WHAT THE TASK REQUIRES:
Filter the data below for the string "xlabel" and copy each matching line.

ROWS:
····················
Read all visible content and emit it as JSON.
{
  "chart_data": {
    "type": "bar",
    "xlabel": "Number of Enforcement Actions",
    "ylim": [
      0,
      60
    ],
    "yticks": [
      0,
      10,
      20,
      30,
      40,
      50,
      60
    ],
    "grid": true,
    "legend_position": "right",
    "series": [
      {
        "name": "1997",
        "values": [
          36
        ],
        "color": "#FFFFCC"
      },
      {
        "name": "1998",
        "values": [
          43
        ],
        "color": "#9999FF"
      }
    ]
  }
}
····················
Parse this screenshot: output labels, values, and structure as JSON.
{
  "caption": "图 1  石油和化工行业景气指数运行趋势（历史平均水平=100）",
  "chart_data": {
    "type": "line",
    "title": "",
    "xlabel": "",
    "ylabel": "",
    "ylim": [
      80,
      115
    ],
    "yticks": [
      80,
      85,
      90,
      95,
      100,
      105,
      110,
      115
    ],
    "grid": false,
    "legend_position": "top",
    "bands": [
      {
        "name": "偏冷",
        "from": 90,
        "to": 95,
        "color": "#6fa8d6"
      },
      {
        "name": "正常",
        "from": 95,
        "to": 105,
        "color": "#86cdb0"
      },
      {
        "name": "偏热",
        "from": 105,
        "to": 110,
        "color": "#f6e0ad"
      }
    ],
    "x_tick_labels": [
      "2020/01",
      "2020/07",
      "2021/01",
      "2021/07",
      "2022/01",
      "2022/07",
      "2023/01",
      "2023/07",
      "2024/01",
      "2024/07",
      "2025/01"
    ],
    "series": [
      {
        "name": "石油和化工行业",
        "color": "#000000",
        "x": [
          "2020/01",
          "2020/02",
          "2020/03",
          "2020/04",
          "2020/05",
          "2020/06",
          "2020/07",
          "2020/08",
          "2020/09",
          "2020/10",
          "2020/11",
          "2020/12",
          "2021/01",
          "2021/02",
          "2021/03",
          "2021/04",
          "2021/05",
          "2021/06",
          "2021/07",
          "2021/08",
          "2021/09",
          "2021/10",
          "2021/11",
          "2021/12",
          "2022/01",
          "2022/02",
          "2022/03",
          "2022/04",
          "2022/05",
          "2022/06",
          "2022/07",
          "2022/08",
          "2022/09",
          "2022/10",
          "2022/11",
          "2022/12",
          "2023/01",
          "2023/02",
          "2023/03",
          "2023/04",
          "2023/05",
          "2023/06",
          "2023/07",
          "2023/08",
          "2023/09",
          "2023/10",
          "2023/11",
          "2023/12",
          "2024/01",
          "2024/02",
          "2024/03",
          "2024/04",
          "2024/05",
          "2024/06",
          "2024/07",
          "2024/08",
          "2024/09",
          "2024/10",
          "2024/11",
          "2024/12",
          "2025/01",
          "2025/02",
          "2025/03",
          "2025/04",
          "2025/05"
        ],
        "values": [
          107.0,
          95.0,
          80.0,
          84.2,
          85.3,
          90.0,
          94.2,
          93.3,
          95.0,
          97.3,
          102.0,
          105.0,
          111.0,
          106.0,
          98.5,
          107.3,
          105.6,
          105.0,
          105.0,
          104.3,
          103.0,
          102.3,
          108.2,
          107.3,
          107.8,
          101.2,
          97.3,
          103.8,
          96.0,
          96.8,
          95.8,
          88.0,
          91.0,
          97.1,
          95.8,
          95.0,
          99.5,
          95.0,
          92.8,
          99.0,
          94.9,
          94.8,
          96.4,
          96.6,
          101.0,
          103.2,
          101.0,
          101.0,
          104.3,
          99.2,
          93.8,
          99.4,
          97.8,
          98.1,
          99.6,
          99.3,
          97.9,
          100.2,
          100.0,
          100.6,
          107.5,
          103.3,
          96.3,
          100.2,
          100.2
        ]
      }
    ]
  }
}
····················
SOLUTION BELOW:
    "xlabel": "Number of Enforcement Actions",
    "xlabel": "",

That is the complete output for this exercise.